Set task
Convert the stretch from the line containing "stats-value-entries: 42471 [719, 94, 769, 114]" through the line containing "x-tick-label-5: 100 [628, 506, 665, 531]" into a Markdown table with the columns Row and Line, numbering each line and leaving out blank ones.

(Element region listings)
◇ ◇ ◇ ◇ ◇ ◇ ◇

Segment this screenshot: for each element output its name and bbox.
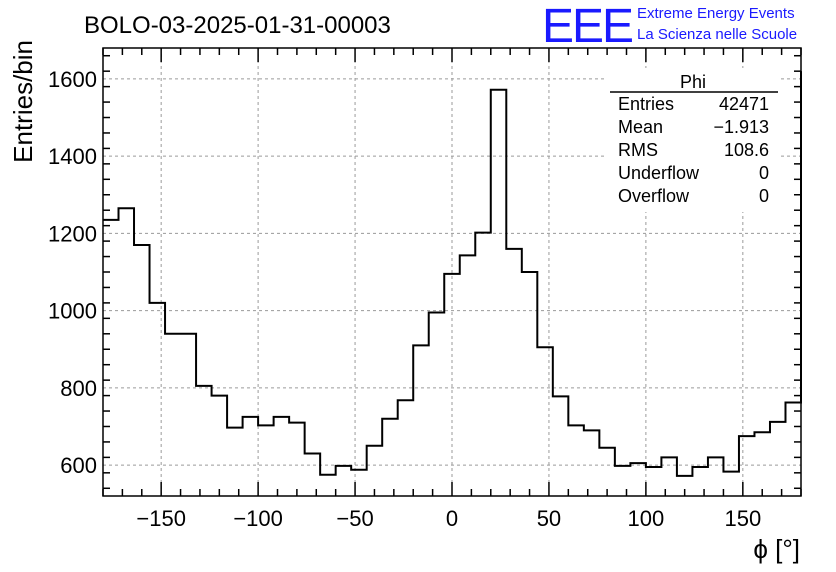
stats-value-entries: 42471 [719, 94, 769, 114]
y-tick-label-5: 1600 [48, 67, 97, 92]
x-tick-label-0: −150 [136, 506, 186, 531]
y-tick-label-3: 1200 [48, 221, 97, 246]
stats-rows: Entries 42471 Mean −1.913 RMS 108.6 Underflow 0… [618, 94, 769, 206]
eee-logo: EEE Extreme Energy Events La Scienza nel… [542, 0, 797, 53]
y-tick-label-2: 1000 [48, 299, 97, 324]
stats-label-overflow: Overflow [618, 186, 690, 206]
chart-title: BOLO-03-2025-01-31-00003 [84, 12, 391, 39]
y-tick-label-4: 1400 [48, 144, 97, 169]
y-axis-label: Entries/bin [8, 40, 38, 163]
stats-value-mean: −1.913 [713, 117, 769, 137]
y-tick-label-0: 600 [60, 453, 97, 478]
logo-line-1: Extreme Energy Events [637, 5, 795, 22]
stats-label-rms: RMS [618, 140, 658, 160]
y-tick-label-1: 800 [60, 376, 97, 401]
x-tick-label-4: 50 [537, 506, 561, 531]
stats-value-rms: 108.6 [724, 140, 769, 160]
x-tick-label-3: 0 [446, 506, 458, 531]
stats-box: Phi Entries 42471 Mean −1.913 RMS 108.6 Underf… [606, 68, 780, 212]
x-tick-label-2: −50 [336, 506, 373, 531]
stats-value-underflow: 0 [759, 163, 769, 183]
y-tick-labels: 600 800 1000 1200 1400 1600 [48, 67, 97, 478]
stats-title: Phi [680, 72, 706, 92]
logo-letters: EEE [542, 0, 632, 53]
x-tick-label-6: 150 [724, 506, 761, 531]
x-tick-label-1: −100 [233, 506, 283, 531]
stats-label-mean: Mean [618, 117, 663, 137]
logo-line-2: La Scienza nelle Scuole [637, 26, 797, 43]
histogram-line [103, 71, 802, 477]
x-tick-labels: −150 −100 −50 0 50 100 150 [136, 506, 761, 531]
x-tick-label-5: 100 [628, 506, 665, 531]
stats-label-entries: Entries [618, 94, 674, 114]
stats-value-overflow: 0 [759, 186, 769, 206]
plot-frame [102, 47, 802, 497]
x-axis-label: ϕ [°] [753, 534, 800, 564]
histogram-series [103, 71, 802, 477]
stats-label-underflow: Underflow [618, 163, 700, 183]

◇ ◇ ◇ ◇ ◇ ◇ ◇

Exercise response
| Row | Line |
|---|---|
| 1 | stats-value-entries: 42471 [719, 94, 769, 114] |
| 2 | y-tick-label-5: 1600 [48, 67, 97, 92] |
| 3 | x-tick-label-0: −150 [136, 506, 186, 531] |
| 4 | y-tick-label-3: 1200 [48, 221, 97, 246] |
| 5 | stats-rows: Entries 42471 Mean −1.913 RMS 108.6 Underflow 0… [618, 94, 769, 206] |
| 6 | eee-logo: EEE Extreme Energy Events La Scienza nel… [542, 0, 797, 53] |
| 7 | y-tick-label-2: 1000 [48, 299, 97, 324] |
| 8 | stats-label-overflow: Overflow [618, 186, 690, 206] |
| 9 | chart-title: BOLO-03-2025-01-31-00003 [84, 12, 391, 39] |
| 10 | y-tick-label-4: 1400 [48, 144, 97, 169] |
| 11 | y-axis-label: Entries/bin [8, 40, 38, 163] |
| 12 | stats-value-mean: −1.913 [713, 117, 769, 137] |
| 13 | y-tick-label-0: 600 [60, 453, 97, 478] |
| 14 | logo-line-1: Extreme Energy Events [637, 5, 795, 22] |
| 15 | stats-label-rms: RMS [618, 140, 658, 160] |
| 16 | y-tick-label-1: 800 [60, 376, 97, 401] |
| 17 | x-tick-label-4: 50 [537, 506, 561, 531] |
| 18 | stats-value-rms: 108.6 [724, 140, 769, 160] |
| 19 | x-tick-label-3: 0 [446, 506, 458, 531] |
| 20 | stats-box: Phi Entries 42471 Mean −1.913 RMS 108.6 Underf… [606, 68, 780, 212] |
| 21 | x-tick-label-2: −50 [336, 506, 373, 531] |
| 22 | stats-value-underflow: 0 [759, 163, 769, 183] |
| 23 | y-tick-labels: 600 800 1000 1200 1400 1600 [48, 67, 97, 478] |
| 24 | stats-title: Phi [680, 72, 706, 92] |
| 25 | logo-letters: EEE [542, 0, 632, 53] |
| 26 | x-tick-label-6: 150 [724, 506, 761, 531] |
| 27 | x-tick-label-1: −100 [233, 506, 283, 531] |
| 28 | stats-label-mean: Mean [618, 117, 663, 137] |
| 29 | logo-line-2: La Scienza nelle Scuole [637, 26, 797, 43] |
| 30 | histogram-line [103, 71, 802, 477] |
| 31 | x-tick-labels: −150 −100 −50 0 50 100 150 [136, 506, 761, 531] |
| 32 | x-tick-label-5: 100 [628, 506, 665, 531] |